**YOUR TASK**
Compile every line that includes the word "bottom".

**INPUT ROWS**

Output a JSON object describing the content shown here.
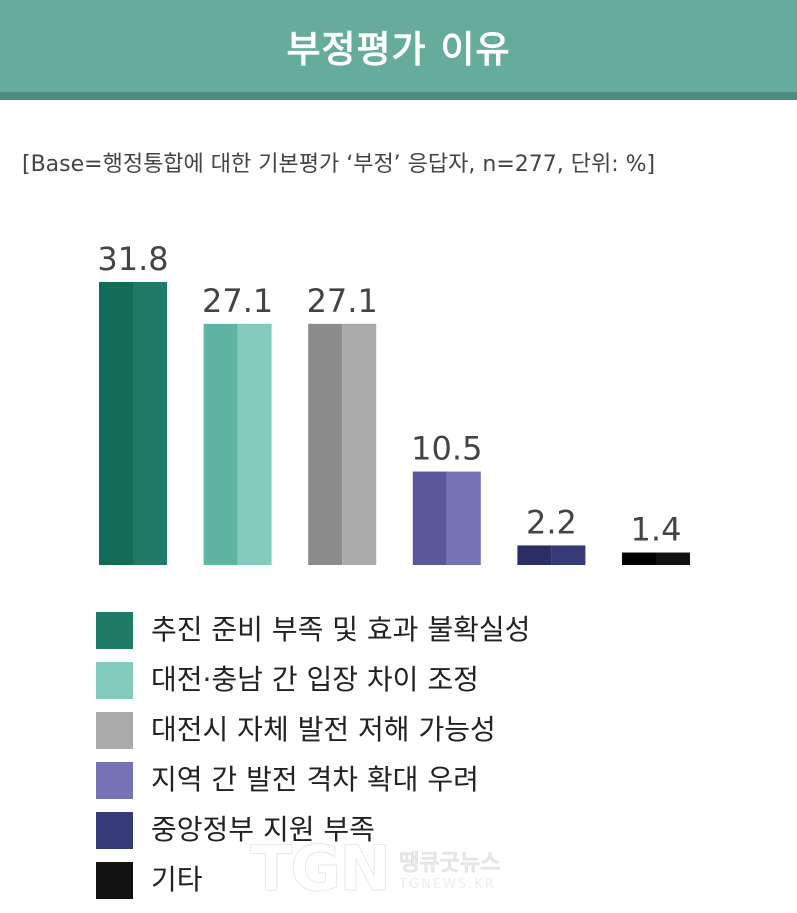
{
  "header": {
    "title": "부정평가 이유"
  },
  "subtitle": "[Base=행정통합에 대한 기본평가 ‘부정’ 응답자, n=277, 단위: %]",
  "chart_data": {
    "type": "bar",
    "categories": [
      "추진 준비 부족 및 효과 불확실성",
      "대전·충남 간 입장 차이 조정",
      "대전시 자체 발전 저해 가능성",
      "지역 간 발전 격차 확대 우려",
      "중앙정부 지원 부족",
      "기타"
    ],
    "values": [
      31.8,
      27.1,
      27.1,
      10.5,
      2.2,
      1.4
    ],
    "value_labels": [
      "31.8",
      "27.1",
      "27.1",
      "10.5",
      "2.2",
      "1.4"
    ],
    "colors": [
      "#1f7b68",
      "#82cbbd",
      "#aaaaaa",
      "#7672b5",
      "#363a76",
      "#111111"
    ],
    "dark_colors": [
      "#146b5a",
      "#5fb4a3",
      "#8c8c8c",
      "#5a579d",
      "#2a2e62",
      "#000000"
    ],
    "ylim": [
      0,
      31.8
    ],
    "grid": false,
    "legend_position": "bottom-left"
  },
  "watermark": {
    "logo": "TGN",
    "name": "땡큐굿뉴스",
    "url": "TGNEWS.KR"
  }
}
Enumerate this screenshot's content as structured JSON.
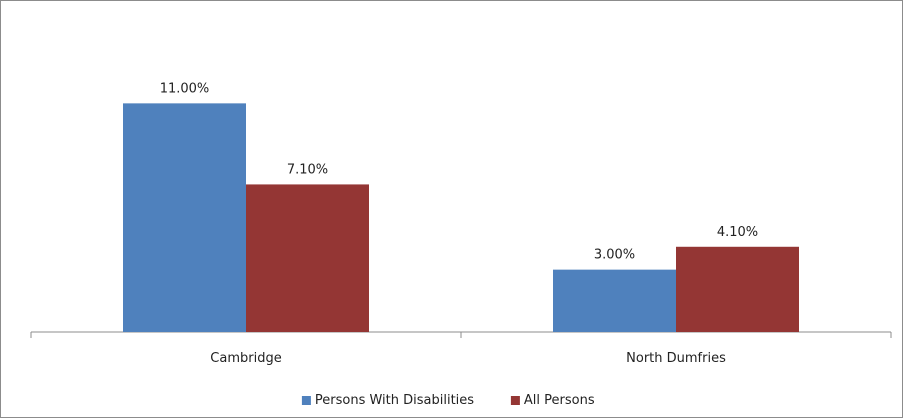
{
  "chart_data": {
    "type": "bar",
    "categories": [
      "Cambridge",
      "North Dumfries"
    ],
    "series": [
      {
        "name": "Persons With Disabilities",
        "values": [
          11.0,
          3.0
        ],
        "labels": [
          "11.00%",
          "3.00%"
        ],
        "color": "#4f81bd"
      },
      {
        "name": "All Persons",
        "values": [
          7.1,
          4.1
        ],
        "labels": [
          "7.10%",
          "4.10%"
        ],
        "color": "#943634"
      }
    ],
    "title": "",
    "xlabel": "",
    "ylabel": "",
    "ylim": [
      0,
      14
    ],
    "grid": false,
    "legend": "bottom"
  }
}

**EXERCISE SOLUTION**
    "legend_position": "bottom-left"
    "legend": "bottom"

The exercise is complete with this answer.